— START —

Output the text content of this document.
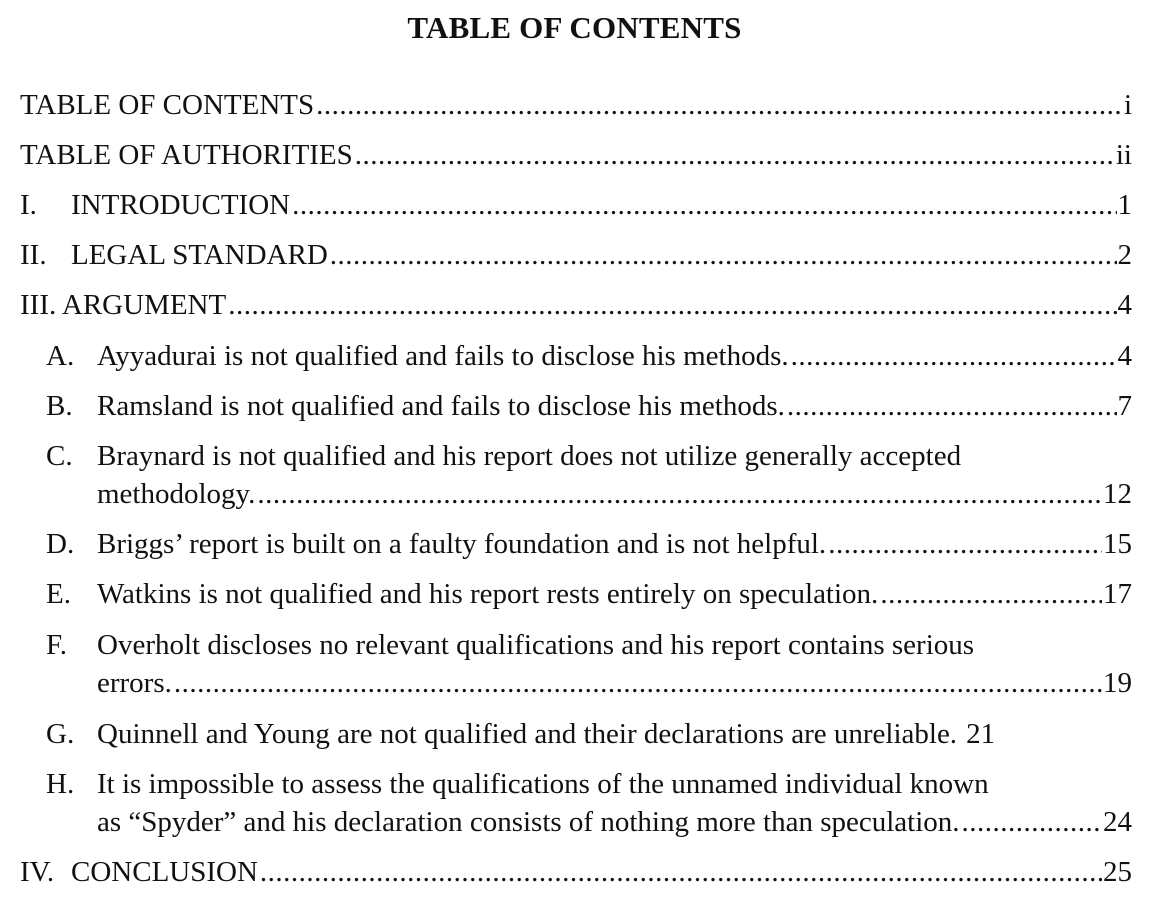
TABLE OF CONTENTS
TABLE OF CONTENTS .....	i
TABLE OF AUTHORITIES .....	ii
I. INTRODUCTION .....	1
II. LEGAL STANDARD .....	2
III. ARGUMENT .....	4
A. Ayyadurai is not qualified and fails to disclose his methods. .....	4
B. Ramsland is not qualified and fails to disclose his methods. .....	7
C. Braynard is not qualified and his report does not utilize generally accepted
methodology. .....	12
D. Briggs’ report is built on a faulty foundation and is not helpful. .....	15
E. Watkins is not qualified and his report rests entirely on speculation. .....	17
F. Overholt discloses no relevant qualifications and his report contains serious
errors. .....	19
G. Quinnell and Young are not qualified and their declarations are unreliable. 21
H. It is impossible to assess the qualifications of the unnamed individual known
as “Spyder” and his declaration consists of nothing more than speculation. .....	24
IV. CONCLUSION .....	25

— END —
— START —

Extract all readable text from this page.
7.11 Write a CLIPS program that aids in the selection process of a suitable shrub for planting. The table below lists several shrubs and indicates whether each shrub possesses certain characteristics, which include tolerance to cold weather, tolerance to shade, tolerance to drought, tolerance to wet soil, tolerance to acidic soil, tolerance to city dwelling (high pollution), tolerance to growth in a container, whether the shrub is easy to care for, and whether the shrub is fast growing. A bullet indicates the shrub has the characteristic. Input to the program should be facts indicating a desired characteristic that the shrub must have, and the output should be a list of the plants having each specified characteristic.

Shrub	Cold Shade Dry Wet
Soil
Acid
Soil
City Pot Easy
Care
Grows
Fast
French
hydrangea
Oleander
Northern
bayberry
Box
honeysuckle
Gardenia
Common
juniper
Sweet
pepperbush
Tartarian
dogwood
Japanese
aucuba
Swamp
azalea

— END —
— START —

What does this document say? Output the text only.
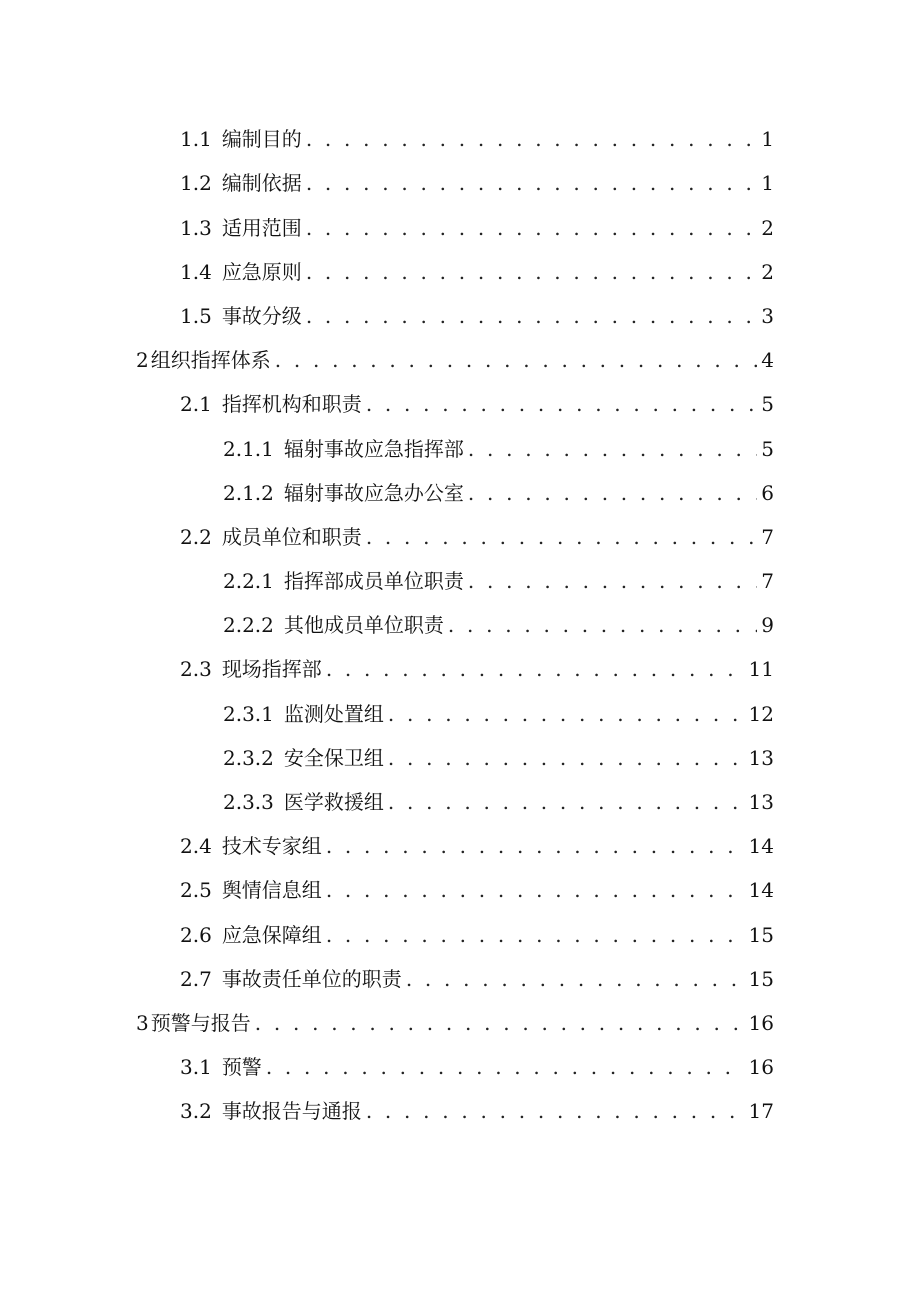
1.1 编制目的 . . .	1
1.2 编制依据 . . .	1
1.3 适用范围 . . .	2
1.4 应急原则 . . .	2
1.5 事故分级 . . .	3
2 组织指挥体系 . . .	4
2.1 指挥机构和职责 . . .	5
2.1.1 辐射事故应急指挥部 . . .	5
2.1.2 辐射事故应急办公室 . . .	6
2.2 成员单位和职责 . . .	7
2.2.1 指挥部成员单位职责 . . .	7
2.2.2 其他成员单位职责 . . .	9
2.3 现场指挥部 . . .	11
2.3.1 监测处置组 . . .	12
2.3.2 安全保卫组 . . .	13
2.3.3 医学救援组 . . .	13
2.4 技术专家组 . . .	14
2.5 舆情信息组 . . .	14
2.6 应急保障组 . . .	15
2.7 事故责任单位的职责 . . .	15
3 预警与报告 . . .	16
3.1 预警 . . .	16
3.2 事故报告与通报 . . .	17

— END —

Report how many lines of the listing above include the word "this". Say nothing but the number.

### Output
3